◆ Data provided ◆
########

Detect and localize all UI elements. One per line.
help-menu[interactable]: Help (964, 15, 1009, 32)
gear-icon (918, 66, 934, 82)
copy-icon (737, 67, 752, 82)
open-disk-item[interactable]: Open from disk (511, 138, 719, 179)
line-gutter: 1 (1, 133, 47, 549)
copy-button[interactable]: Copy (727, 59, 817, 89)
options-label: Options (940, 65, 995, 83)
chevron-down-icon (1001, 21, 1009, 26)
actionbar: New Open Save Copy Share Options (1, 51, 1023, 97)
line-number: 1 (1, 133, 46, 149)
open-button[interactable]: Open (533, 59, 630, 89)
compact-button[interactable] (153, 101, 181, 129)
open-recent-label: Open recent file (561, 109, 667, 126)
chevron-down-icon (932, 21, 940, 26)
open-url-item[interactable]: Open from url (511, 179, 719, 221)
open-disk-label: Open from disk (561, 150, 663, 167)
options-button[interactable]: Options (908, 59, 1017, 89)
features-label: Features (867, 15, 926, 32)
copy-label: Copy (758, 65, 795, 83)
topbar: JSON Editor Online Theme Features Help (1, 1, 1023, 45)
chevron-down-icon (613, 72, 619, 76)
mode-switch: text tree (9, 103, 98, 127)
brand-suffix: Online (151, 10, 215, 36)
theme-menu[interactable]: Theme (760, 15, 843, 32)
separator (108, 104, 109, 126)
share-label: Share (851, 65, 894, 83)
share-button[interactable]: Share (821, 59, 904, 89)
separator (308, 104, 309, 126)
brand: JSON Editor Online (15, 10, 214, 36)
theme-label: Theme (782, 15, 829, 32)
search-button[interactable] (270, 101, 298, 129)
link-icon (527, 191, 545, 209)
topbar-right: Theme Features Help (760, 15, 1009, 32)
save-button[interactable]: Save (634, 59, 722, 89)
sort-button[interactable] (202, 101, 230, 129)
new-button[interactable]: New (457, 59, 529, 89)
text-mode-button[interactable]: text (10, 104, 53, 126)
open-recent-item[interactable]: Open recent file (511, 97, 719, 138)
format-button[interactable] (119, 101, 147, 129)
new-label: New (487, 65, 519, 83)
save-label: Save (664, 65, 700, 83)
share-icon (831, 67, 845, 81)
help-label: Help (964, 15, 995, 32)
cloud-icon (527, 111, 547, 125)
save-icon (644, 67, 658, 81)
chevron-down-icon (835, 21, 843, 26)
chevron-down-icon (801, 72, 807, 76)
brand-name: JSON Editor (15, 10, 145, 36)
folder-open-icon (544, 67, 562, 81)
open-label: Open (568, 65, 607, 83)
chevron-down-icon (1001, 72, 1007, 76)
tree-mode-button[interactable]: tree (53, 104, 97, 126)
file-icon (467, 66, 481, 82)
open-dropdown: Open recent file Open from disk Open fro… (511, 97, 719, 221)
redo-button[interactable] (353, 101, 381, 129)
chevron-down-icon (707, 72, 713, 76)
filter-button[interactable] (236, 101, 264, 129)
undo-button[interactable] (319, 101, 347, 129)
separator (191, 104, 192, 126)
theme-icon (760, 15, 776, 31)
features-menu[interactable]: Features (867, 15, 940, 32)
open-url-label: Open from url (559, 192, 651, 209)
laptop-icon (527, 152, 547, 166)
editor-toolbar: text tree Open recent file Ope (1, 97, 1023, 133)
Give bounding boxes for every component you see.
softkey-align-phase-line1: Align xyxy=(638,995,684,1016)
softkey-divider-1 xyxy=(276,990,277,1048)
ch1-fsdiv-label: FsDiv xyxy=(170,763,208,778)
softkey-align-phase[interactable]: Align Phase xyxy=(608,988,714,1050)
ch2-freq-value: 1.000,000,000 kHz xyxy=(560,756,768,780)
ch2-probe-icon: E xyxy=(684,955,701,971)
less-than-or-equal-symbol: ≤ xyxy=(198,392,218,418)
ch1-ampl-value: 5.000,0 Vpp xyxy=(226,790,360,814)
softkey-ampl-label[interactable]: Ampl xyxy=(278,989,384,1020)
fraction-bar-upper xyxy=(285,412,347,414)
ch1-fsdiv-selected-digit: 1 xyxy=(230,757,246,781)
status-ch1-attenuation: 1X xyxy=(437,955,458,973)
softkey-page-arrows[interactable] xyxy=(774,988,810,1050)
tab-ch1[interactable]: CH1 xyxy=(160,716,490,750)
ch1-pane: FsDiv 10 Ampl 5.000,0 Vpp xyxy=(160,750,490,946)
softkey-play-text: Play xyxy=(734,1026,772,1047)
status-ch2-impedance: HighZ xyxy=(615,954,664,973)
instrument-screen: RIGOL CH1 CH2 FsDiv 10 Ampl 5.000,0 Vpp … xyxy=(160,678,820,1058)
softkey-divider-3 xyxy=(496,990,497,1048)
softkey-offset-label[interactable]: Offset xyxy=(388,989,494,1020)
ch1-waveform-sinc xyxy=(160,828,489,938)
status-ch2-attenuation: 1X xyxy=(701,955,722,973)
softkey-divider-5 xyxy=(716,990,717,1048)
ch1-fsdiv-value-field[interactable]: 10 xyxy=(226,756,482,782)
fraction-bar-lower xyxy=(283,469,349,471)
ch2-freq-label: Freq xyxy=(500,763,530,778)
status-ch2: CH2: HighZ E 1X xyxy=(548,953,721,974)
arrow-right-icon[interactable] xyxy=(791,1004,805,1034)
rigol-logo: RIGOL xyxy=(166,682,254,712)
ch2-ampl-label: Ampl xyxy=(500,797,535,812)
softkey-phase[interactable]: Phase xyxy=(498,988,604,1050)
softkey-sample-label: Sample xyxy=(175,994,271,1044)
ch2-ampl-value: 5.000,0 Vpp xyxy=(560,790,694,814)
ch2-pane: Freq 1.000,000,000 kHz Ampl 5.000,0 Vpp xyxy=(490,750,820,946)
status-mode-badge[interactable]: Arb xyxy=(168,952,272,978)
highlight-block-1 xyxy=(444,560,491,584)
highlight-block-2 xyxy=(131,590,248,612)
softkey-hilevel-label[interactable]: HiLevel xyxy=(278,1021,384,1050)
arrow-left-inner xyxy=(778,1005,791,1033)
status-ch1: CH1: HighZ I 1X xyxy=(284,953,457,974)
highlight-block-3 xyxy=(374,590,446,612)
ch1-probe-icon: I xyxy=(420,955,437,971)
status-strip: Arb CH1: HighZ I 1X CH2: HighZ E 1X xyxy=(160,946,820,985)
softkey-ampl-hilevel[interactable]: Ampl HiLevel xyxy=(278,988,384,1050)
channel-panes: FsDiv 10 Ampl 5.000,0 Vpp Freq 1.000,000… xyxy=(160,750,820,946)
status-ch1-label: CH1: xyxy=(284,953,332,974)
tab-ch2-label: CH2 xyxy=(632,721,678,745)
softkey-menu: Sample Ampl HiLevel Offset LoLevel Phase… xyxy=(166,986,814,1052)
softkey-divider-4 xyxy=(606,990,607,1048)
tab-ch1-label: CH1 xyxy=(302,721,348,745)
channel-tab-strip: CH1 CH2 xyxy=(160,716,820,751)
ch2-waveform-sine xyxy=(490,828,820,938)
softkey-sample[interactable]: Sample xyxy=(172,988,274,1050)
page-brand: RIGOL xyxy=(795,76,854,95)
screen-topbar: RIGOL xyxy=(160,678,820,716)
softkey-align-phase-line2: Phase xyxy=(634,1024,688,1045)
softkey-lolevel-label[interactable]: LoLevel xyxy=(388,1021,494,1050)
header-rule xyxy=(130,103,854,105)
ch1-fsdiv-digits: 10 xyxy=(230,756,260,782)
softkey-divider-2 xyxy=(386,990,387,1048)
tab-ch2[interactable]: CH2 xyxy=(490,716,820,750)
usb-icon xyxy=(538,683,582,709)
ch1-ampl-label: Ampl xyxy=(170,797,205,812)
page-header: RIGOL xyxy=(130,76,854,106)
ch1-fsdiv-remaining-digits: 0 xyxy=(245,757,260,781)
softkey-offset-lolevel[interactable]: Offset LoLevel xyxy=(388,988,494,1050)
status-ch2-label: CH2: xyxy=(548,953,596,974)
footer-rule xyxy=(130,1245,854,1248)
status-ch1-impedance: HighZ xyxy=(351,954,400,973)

########

◆ The exercise ◆
Recast the material from its first line through the line with "mode-switch: text tree (9, 103, 98, 127)", both included, as a Markdown table with the columns Row and Line. Give each line its own numbered row and leave out blank lines.

◆ Final result ◆
| Row | Line |
|---|---|
| 1 | Detect and localize all UI elements. One per line. |
| 2 | help-menu[interactable]: Help (964, 15, 1009, 32) |
| 3 | gear-icon (918, 66, 934, 82) |
| 4 | copy-icon (737, 67, 752, 82) |
| 5 | open-disk-item[interactable]: Open from disk (511, 138, 719, 179) |
| 6 | line-gutter: 1 (1, 133, 47, 549) |
| 7 | copy-button[interactable]: Copy (727, 59, 817, 89) |
| 8 | options-label: Options (940, 65, 995, 83) |
| 9 | chevron-down-icon (1001, 21, 1009, 26) |
| 10 | actionbar: New Open Save Copy Share Options (1, 51, 1023, 97) |
| 11 | line-number: 1 (1, 133, 46, 149) |
| 12 | open-button[interactable]: Open (533, 59, 630, 89) |
| 13 | compact-button[interactable] (153, 101, 181, 129) |
| 14 | open-recent-label: Open recent file (561, 109, 667, 126) |
| 15 | chevron-down-icon (932, 21, 940, 26) |
| 16 | open-url-item[interactable]: Open from url (511, 179, 719, 221) |
| 17 | open-disk-label: Open from disk (561, 150, 663, 167) |
| 18 | options-button[interactable]: Options (908, 59, 1017, 89) |
| 19 | features-label: Features (867, 15, 926, 32) |
| 20 | copy-label: Copy (758, 65, 795, 83) |
| 21 | topbar: JSON Editor Online Theme Features Help (1, 1, 1023, 45) |
| 22 | chevron-down-icon (613, 72, 619, 76) |
| 23 | mode-switch: text tree (9, 103, 98, 127) |